_GIVEN EXERCISE:_
Go through the listing and copy each line with the string "iliaque".

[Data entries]
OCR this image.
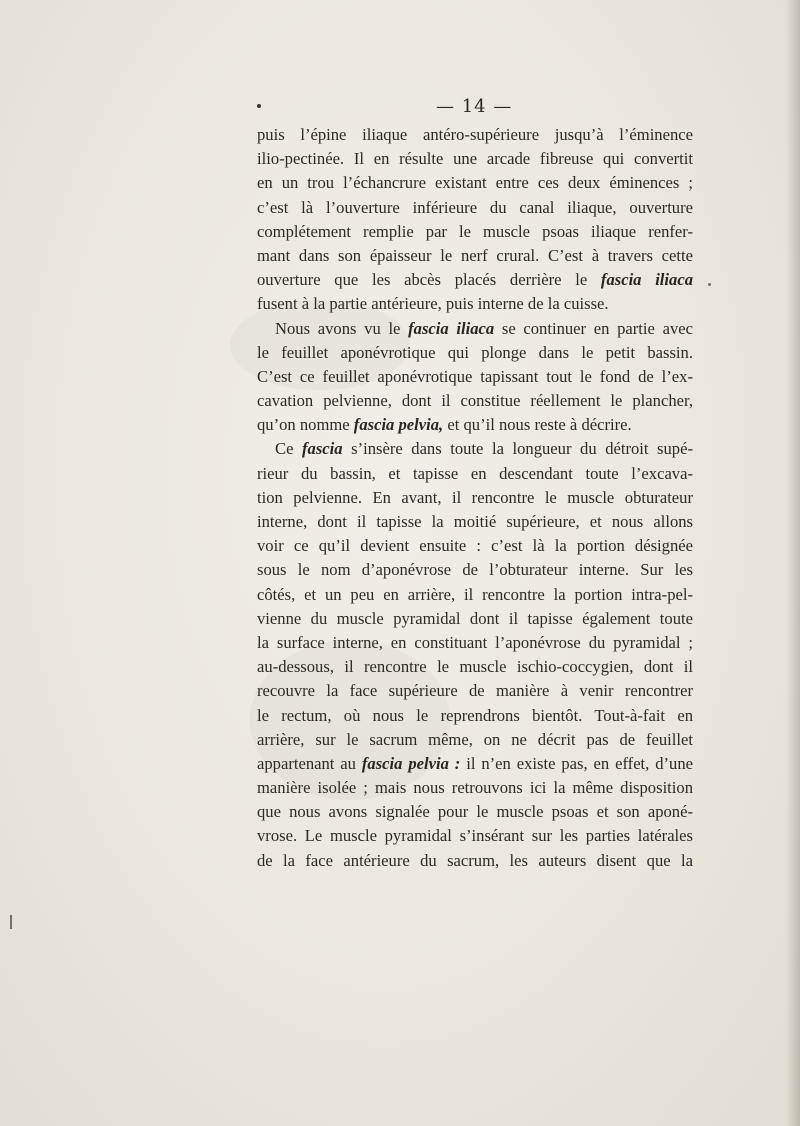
— 14 —
puis l’épine iliaque antéro-supérieure jusqu’à l’éminence
ilio-pectinée. Il en résulte une arcade fibreuse qui convertit
en un trou l’échancrure existant entre ces deux éminences ;
c’est là l’ouverture inférieure du canal iliaque, ouverture
complétement remplie par le muscle psoas iliaque renfer-
mant dans son épaisseur le nerf crural. C’est à travers cette
ouverture que les abcès placés derrière le fascia iliaca
fusent à la partie antérieure, puis interne de la cuisse.
Nous avons vu le fascia iliaca se continuer en partie avec
le feuillet aponévrotique qui plonge dans le petit bassin.
C’est ce feuillet aponévrotique tapissant tout le fond de l’ex-
cavation pelvienne, dont il constitue réellement le plancher,
qu’on nomme fascia pelvia, et qu’il nous reste à décrire.
Ce fascia s’insère dans toute la longueur du détroit supé-
rieur du bassin, et tapisse en descendant toute l’excava-
tion pelvienne. En avant, il rencontre le muscle obturateur
interne, dont il tapisse la moitié supérieure, et nous allons
voir ce qu’il devient ensuite : c’est là la portion désignée
sous le nom d’aponévrose de l’obturateur interne. Sur les
côtés, et un peu en arrière, il rencontre la portion intra-pel-
vienne du muscle pyramidal dont il tapisse également toute
la surface interne, en constituant l’aponévrose du pyramidal ;
au-dessous, il rencontre le muscle ischio-coccygien, dont il
recouvre la face supérieure de manière à venir rencontrer
le rectum, où nous le reprendrons bientôt. Tout-à-fait en
arrière, sur le sacrum même, on ne décrit pas de feuillet
appartenant au fascia pelvia : il n’en existe pas, en effet, d’une
manière isolée ; mais nous retrouvons ici la même disposition
que nous avons signalée pour le muscle psoas et son aponé-
vrose. Le muscle pyramidal s’insérant sur les parties latérales
de la face antérieure du sacrum, les auteurs disent que la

_TASK ANSWER:_
puis l’épine iliaque antéro-supérieure jusqu’à l’éminence
c’est là l’ouverture inférieure du canal iliaque, ouverture
complétement remplie par le muscle psoas iliaque renfer-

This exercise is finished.